- Given task:
Copy out all the data, word for word.

======== Records for this exercise ========

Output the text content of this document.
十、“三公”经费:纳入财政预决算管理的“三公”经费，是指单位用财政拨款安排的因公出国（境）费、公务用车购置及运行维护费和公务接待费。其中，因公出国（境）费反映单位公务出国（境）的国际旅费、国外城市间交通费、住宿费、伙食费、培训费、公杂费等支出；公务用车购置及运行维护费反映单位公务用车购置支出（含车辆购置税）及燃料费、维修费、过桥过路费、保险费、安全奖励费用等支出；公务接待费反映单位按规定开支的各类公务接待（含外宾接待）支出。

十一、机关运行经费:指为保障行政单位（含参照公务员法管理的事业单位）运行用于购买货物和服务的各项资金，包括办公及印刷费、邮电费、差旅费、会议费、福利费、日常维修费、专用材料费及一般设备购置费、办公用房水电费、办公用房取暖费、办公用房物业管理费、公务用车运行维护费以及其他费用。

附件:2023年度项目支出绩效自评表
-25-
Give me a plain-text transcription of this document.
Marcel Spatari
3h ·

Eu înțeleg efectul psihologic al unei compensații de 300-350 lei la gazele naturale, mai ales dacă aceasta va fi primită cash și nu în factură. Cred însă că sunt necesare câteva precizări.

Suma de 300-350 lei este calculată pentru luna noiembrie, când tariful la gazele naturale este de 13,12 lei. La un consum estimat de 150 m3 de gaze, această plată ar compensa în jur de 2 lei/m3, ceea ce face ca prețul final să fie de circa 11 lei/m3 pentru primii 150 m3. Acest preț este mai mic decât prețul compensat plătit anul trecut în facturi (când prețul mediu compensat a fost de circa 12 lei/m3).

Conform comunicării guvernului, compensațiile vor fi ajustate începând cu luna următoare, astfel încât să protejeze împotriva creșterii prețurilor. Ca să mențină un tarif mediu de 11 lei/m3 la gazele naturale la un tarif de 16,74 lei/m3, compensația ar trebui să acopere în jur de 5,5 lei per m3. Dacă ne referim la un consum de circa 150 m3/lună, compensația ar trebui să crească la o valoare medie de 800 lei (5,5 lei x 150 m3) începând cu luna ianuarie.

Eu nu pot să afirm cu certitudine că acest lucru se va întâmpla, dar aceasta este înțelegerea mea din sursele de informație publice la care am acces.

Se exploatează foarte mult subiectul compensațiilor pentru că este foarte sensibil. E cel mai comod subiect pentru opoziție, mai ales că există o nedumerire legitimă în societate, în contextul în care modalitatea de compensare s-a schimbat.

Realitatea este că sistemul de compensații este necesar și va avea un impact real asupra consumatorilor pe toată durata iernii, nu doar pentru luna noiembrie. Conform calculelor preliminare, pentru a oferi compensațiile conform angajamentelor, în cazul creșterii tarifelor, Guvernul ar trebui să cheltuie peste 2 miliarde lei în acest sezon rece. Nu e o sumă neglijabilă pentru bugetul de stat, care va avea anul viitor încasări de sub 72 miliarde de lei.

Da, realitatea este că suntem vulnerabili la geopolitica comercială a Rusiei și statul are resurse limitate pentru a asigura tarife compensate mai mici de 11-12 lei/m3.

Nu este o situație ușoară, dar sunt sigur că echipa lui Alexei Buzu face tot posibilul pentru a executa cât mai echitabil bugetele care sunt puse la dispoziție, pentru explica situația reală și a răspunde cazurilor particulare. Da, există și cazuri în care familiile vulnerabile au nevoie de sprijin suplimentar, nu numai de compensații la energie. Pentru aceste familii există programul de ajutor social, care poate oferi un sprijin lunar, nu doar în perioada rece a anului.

========

- Task output:
Output the text content of this document.
十、“三公”经费:纳入财政预决算管理的“三公”经费，是指单位用财政拨款安排的因公出国（境）费、公务用车购置及运行维护费和公务接待费。其中，因公出国（境）费反映单位公务出国（境）的国际旅费、国外城市间交通费、住宿费、伙食费、培训费、公杂费等支出；公务用车购置及运行维护费反映单位公务用车购置支出（含车辆购置税）及燃料费、维修费、过桥过路费、保险费、安全奖励费用等支出；公务接待费反映单位按规定开支的各类公务接待（含外宾接待）支出。

十一、机关运行经费:指为保障行政单位（含参照公务员法管理的事业单位）运行用于购买货物和服务的各项资金，包括办公及印刷费、邮电费、差旅费、会议费、福利费、日常维修费、专用材料费及一般设备购置费、办公用房水电费、办公用房取暖费、办公用房物业管理费、公务用车运行维护费以及其他费用。

附件:2023年度项目支出绩效自评表
-25-
Give me a plain-text transcription of this document.
Marcel Spatari
3h ·

Eu înțeleg efectul psihologic al unei compensații de 300-350 lei la gazele naturale, mai ales dacă aceasta va fi primită cash și nu în factură. Cred însă că sunt necesare câteva precizări.

Suma de 300-350 lei este calculată pentru luna noiembrie, când tariful la gazele naturale este de 13,12 lei. La un consum estimat de 150 m3 de gaze, această plată ar compensa în jur de 2 lei/m3, ceea ce face ca prețul final să fie de circa 11 lei/m3 pentru primii 150 m3. Acest preț este mai mic decât prețul compensat plătit anul trecut în facturi (când prețul mediu compensat a fost de circa 12 lei/m3).

Conform comunicării guvernului, compensațiile vor fi ajustate începând cu luna următoare, astfel încât să protejeze împotriva creșterii prețurilor. Ca să mențină un tarif mediu de 11 lei/m3 la gazele naturale la un tarif de 16,74 lei/m3, compensația ar trebui să acopere în jur de 5,5 lei per m3. Dacă ne referim la un consum de circa 150 m3/lună, compensația ar trebui să crească la o valoare medie de 800 lei (5,5 lei x 150 m3) începând cu luna ianuarie.

Eu nu pot să afirm cu certitudine că acest lucru se va întâmpla, dar aceasta este înțelegerea mea din sursele de informație publice la care am acces.

Se exploatează foarte mult subiectul compensațiilor pentru că este foarte sensibil. E cel mai comod subiect pentru opoziție, mai ales că există o nedumerire legitimă în societate, în contextul în care modalitatea de compensare s-a schimbat.

Realitatea este că sistemul de compensații este necesar și va avea un impact real asupra consumatorilor pe toată durata iernii, nu doar pentru luna noiembrie. Conform calculelor preliminare, pentru a oferi compensațiile conform angajamentelor, în cazul creșterii tarifelor, Guvernul ar trebui să cheltuie peste 2 miliarde lei în acest sezon rece. Nu e o sumă neglijabilă pentru bugetul de stat, care va avea anul viitor încasări de sub 72 miliarde de lei.

Da, realitatea este că suntem vulnerabili la geopolitica comercială a Rusiei și statul are resurse limitate pentru a asigura tarife compensate mai mici de 11-12 lei/m3.

Nu este o situație ușoară, dar sunt sigur că echipa lui Alexei Buzu face tot posibilul pentru a executa cât mai echitabil bugetele care sunt puse la dispoziție, pentru explica situația reală și a răspunde cazurilor particulare. Da, există și cazuri în care familiile vulnerabile au nevoie de sprijin suplimentar, nu numai de compensații la energie. Pentru aceste familii există programul de ajutor social, care poate oferi un sprijin lunar, nu doar în perioada rece a anului.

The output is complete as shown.